STATED EXERCISE →
Reproduce each line from the records that holds "سماك".

=-=-=-=-=

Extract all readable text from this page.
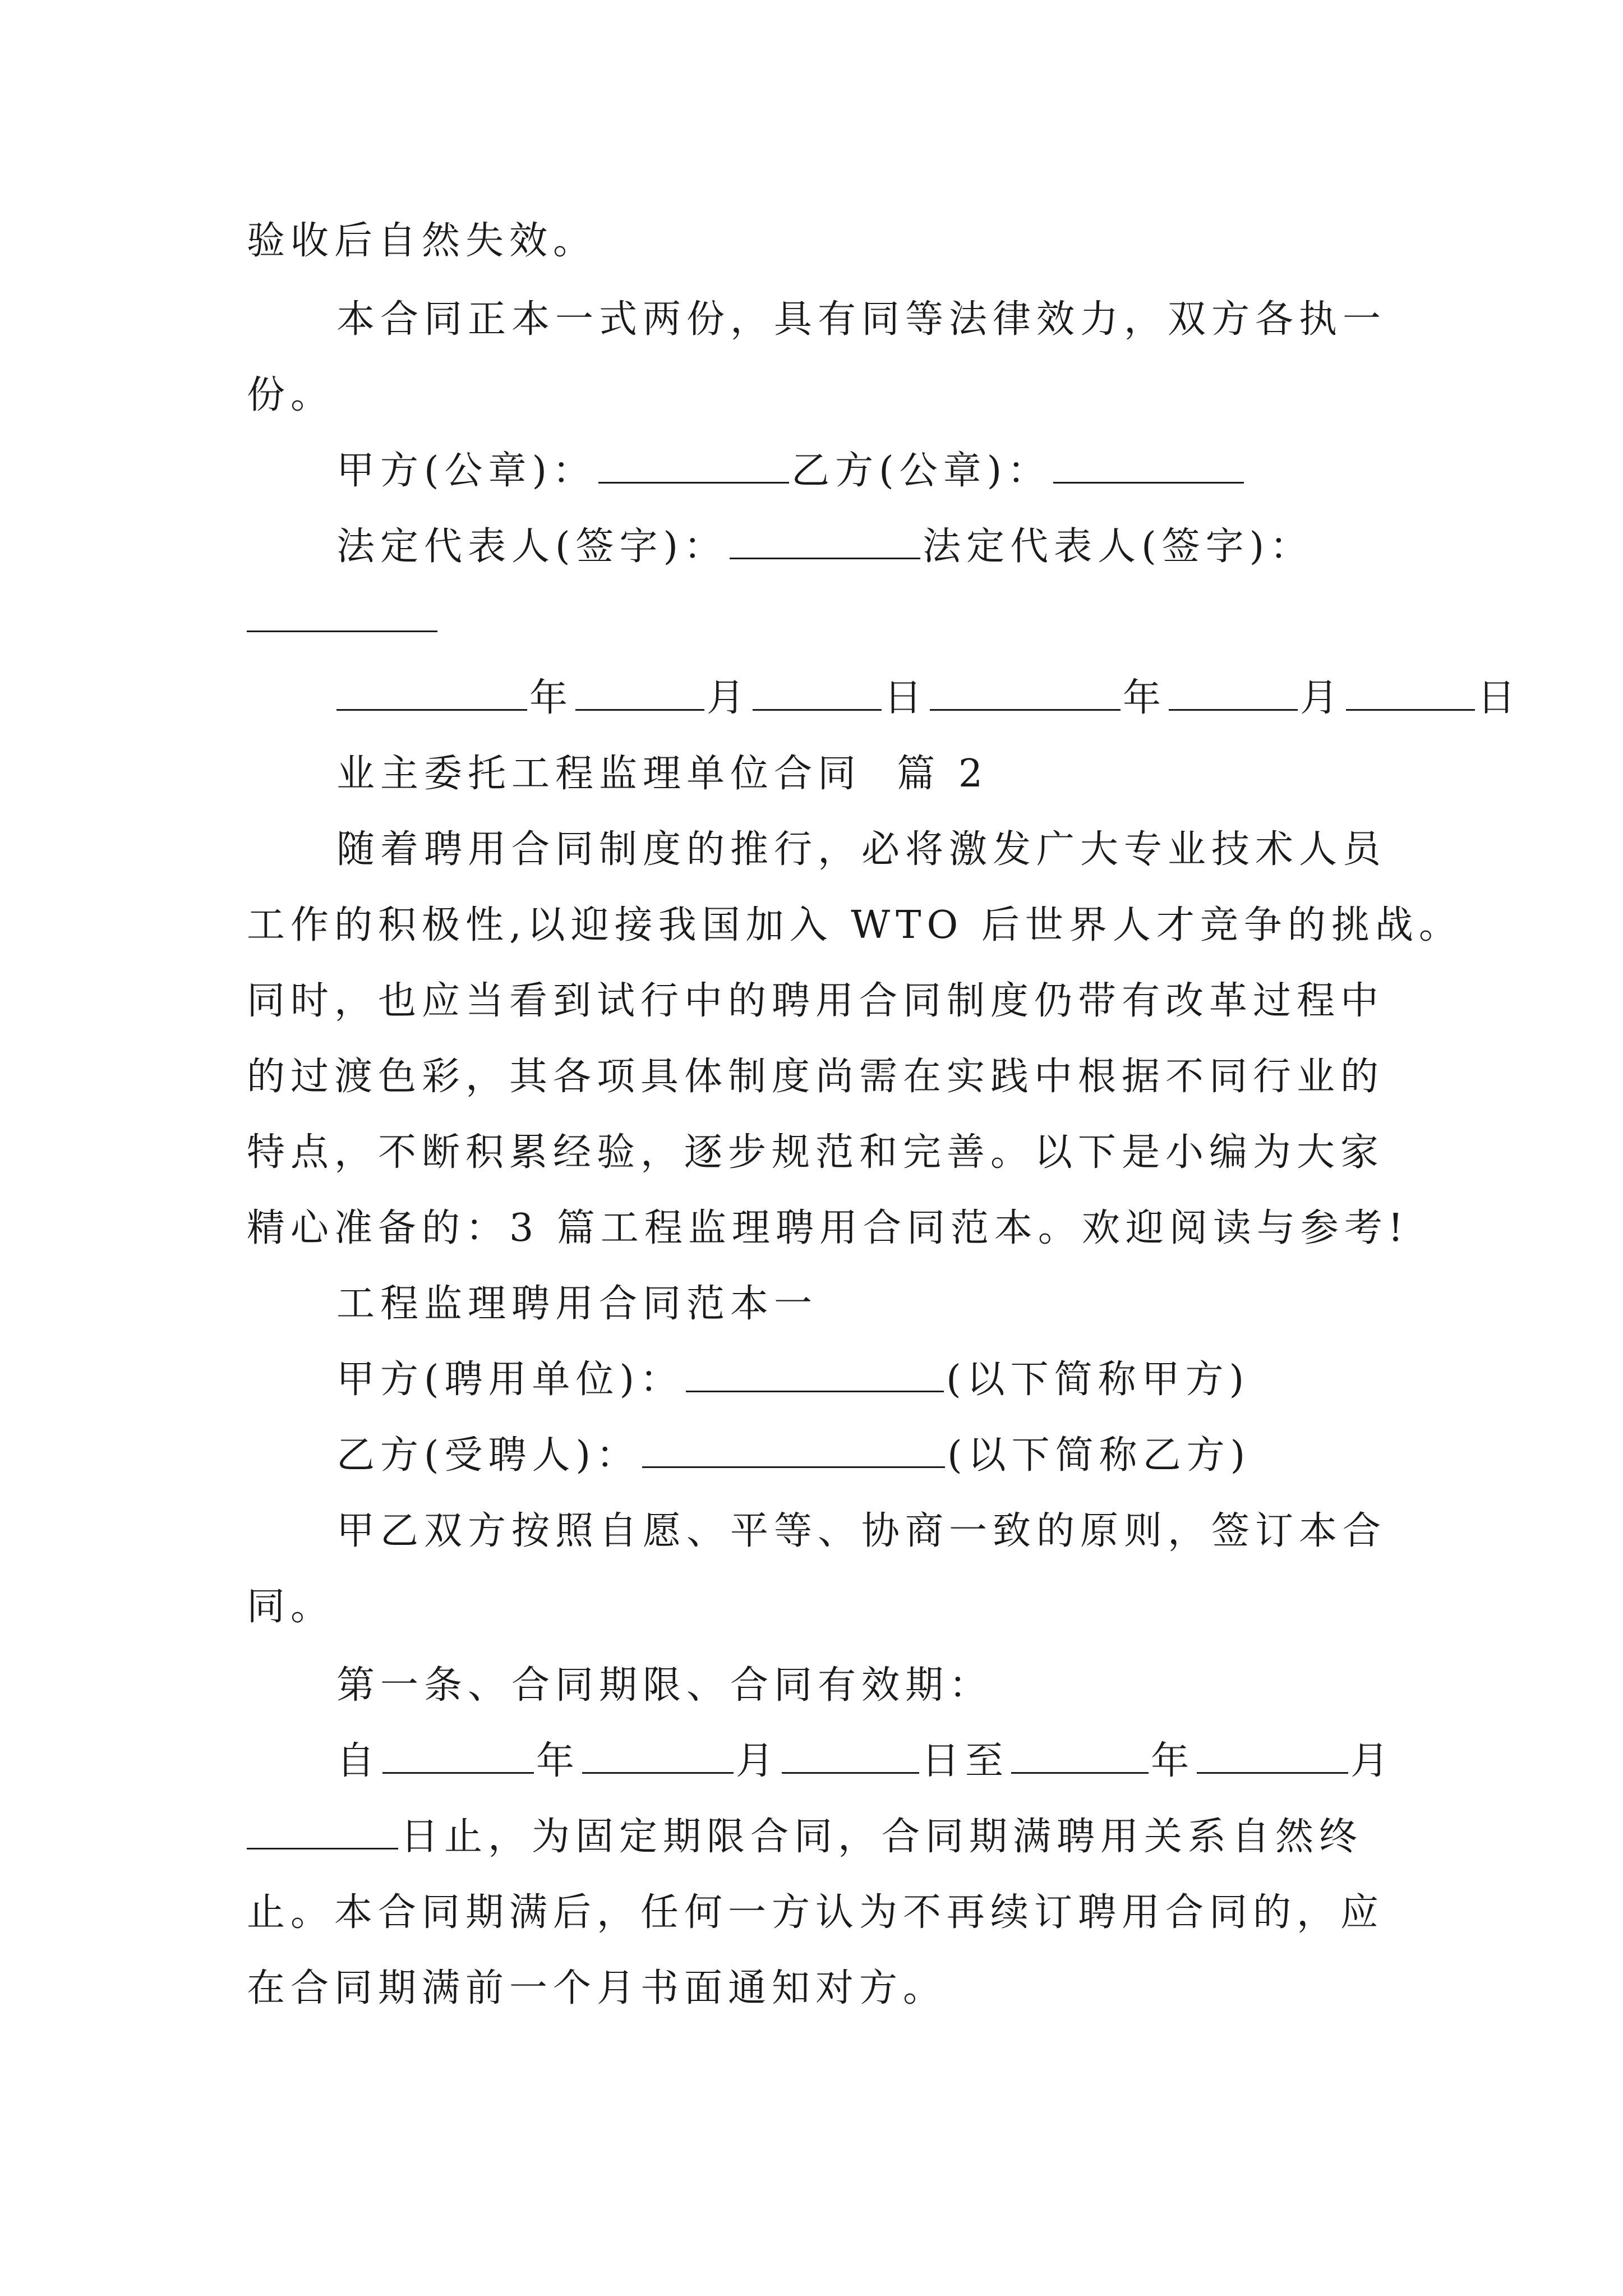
验收后自然失效。
本合同正本一式两份，具有同等法律效力，双方各执一
份。
甲方(公章)：	乙方(公章)：
法定代表人(签字)：	法定代表人(签字)：
年	月	日	年	月	日
业主委托工程监理单位合同  篇 2
随着聘用合同制度的推行，必将激发广大专业技术人员
工作的积极性,以迎接我国加入 WTO 后世界人才竞争的挑战。
同时，也应当看到试行中的聘用合同制度仍带有改革过程中
的过渡色彩，其各项具体制度尚需在实践中根据不同行业的
特点，不断积累经验，逐步规范和完善。以下是小编为大家
精心准备的：3 篇工程监理聘用合同范本。欢迎阅读与参考!
工程监理聘用合同范本一
甲方(聘用单位)：	(以下简称甲方)
乙方(受聘人)：	(以下简称乙方)
甲乙双方按照自愿、平等、协商一致的原则，签订本合
同。
第一条、合同期限、合同有效期：
自	年	月	日至	年	月
日止，为固定期限合同，合同期满聘用关系自然终
止。本合同期满后，任何一方认为不再续订聘用合同的，应
在合同期满前一个月书面通知对方。
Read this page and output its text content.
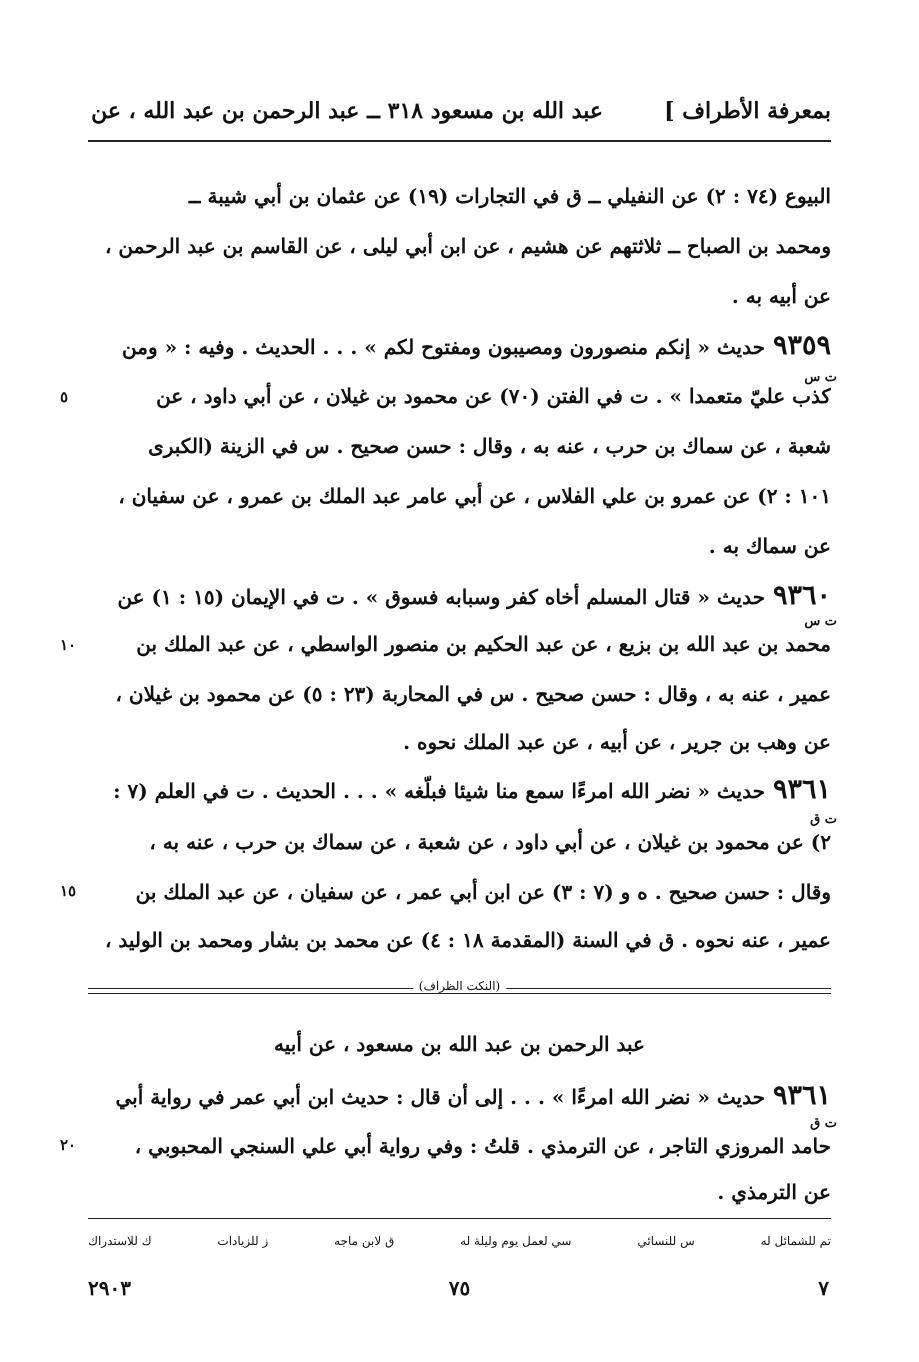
بمعرفة الأطراف ]
عبد الله بن مسعود ٣١٨ ــ عبد الرحمن بن عبد الله ، عن
البيوع (٧٤ : ٢) عن النفيلي ــ ق في التجارات (١٩) عن عثمان بن أبي شيبة ــ
ومحمد بن الصباح ــ ثلاثتهم عن هشيم ، عن ابن أبي ليلى ، عن القاسم بن عبد الرحمن ،
عن أبيه به .
٩٣٥٩حديث « إنكم منصورون ومصيبون ومفتوح لكم » . . . الحديث . وفيه : « ومن
ت س
كذب عليّ متعمدا » . ت في الفتن (٧٠) عن محمود بن غيلان ، عن أبي داود ، عن
شعبة ، عن سماك بن حرب ، عنه به ، وقال : حسن صحيح . س في الزينة (الكبرى
١٠١ : ٢) عن عمرو بن علي الفلاس ، عن أبي عامر عبد الملك بن عمرو ، عن سفيان ،
عن سماك به .
٩٣٦٠حديث « قتال المسلم أخاه كفر وسبابه فسوق » . ت في الإيمان (١٥ : ١) عن
ت س
محمد بن عبد الله بن بزيع ، عن عبد الحكيم بن منصور الواسطي ، عن عبد الملك بن
عمير ، عنه به ، وقال : حسن صحيح . س في المحاربة (٢٣ : ٥) عن محمود بن غيلان ،
عن وهب بن جرير ، عن أبيه ، عن عبد الملك نحوه .
٩٣٦١حديث « نضر الله امرءًا سمع منا شيئا فبلّغه » . . . الحديث . ت في العلم (٧ :
ت ق
٢) عن محمود بن غيلان ، عن أبي داود ، عن شعبة ، عن سماك بن حرب ، عنه به ،
وقال : حسن صحيح . ه و (٧ : ٣) عن ابن أبي عمر ، عن سفيان ، عن عبد الملك بن
عمير ، عنه نحوه . ق في السنة (المقدمة ١٨ : ٤) عن محمد بن بشار ومحمد بن الوليد ،
٥
١٠
١٥
(النكت الظراف)
عبد الرحمن بن عبد الله بن مسعود ، عن أبيه
٩٣٦١حديث « نضر الله امرءًا » . . . إلى أن قال : حديث ابن أبي عمر في رواية أبي
ت ق
حامد المروزي التاجر ، عن الترمذي . قلتُ : وفي رواية أبي علي السنجي المحبوبي ،
عن الترمذي .
٢٠
تم للشمائل له
س للنسائي
سي لعمل يوم وليلة له
ق لابن ماجه
ز للزيادات
ك للاستدراك
٢٩٠٣	٧٥	٧
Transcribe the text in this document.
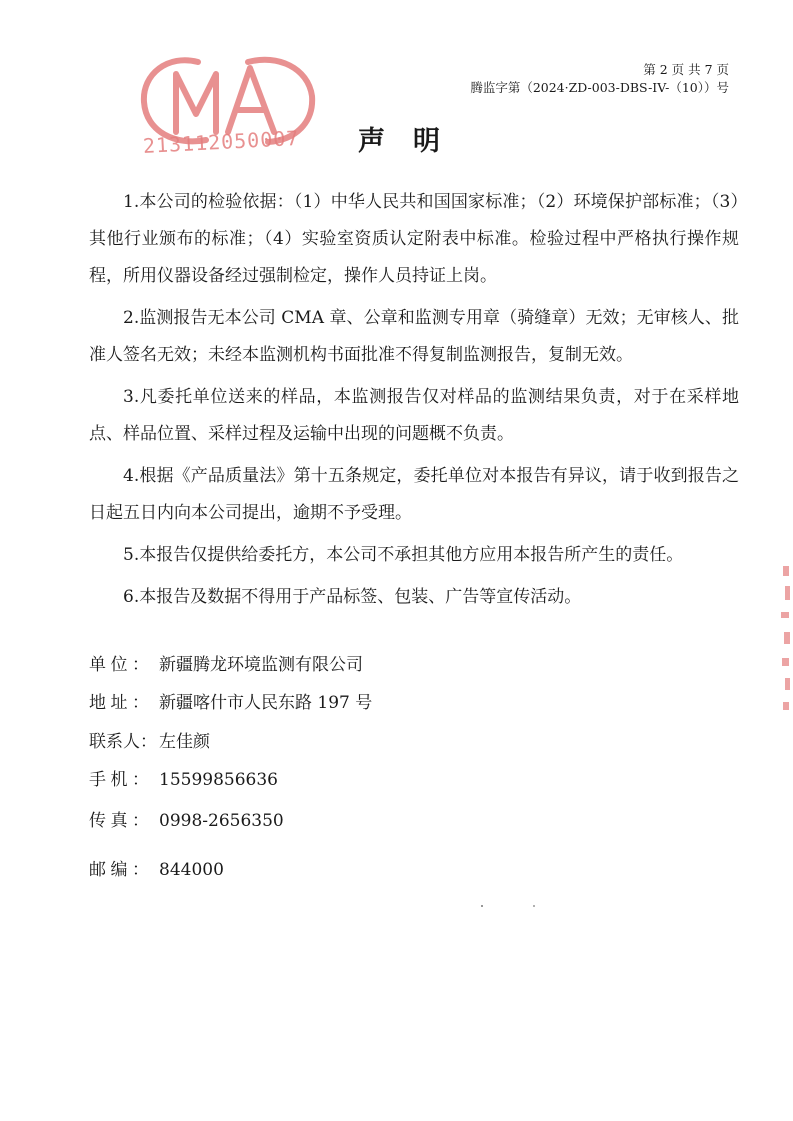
第 2 页 共 7 页
腾监字第（2024·ZD-003-DBS-IV-（10））号
MA
213112050007 声明

1.本公司的检验依据：（1）中华人民共和国国家标准；（2）环境保护部标准；（3）其他行业颁布的标准；（4）实验室资质认定附表中标准。检验过程中严格执行操作规程，所用仪器设备经过强制检定，操作人员持证上岗。

2.监测报告无本公司 CMA 章、公章和监测专用章（骑缝章）无效；无审核人、批准人签名无效；未经本监测机构书面批准不得复制监测报告，复制无效。

3.凡委托单位送来的样品，本监测报告仅对样品的监测结果负责，对于在采样地点、样品位置、采样过程及运输中出现的问题概不负责。

4.根据《产品质量法》第十五条规定，委托单位对本报告有异议，请于收到报告之日起五日内向本公司提出，逾期不予受理。

5.本报告仅提供给委托方，本公司不承担其他方应用本报告所产生的责任。

6.本报告及数据不得用于产品标签、包装、广告等宣传活动。

单位： 新疆腾龙环境监测有限公司
地址： 新疆喀什市人民东路 197 号
联系人： 左佳颜
手机： 15599856636
传真： 0998-2656350
邮编： 844000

=-=-=-=-=

TASK OUTPUT →
شعبة ، عن سماك بن حرب ، عنه به ، وقال : حسن صحيح . س في الزينة (الكبرى
عن سماك به .
٢) عن محمود بن غيلان ، عن أبي داود ، عن شعبة ، عن سماك بن حرب ، عنه به ،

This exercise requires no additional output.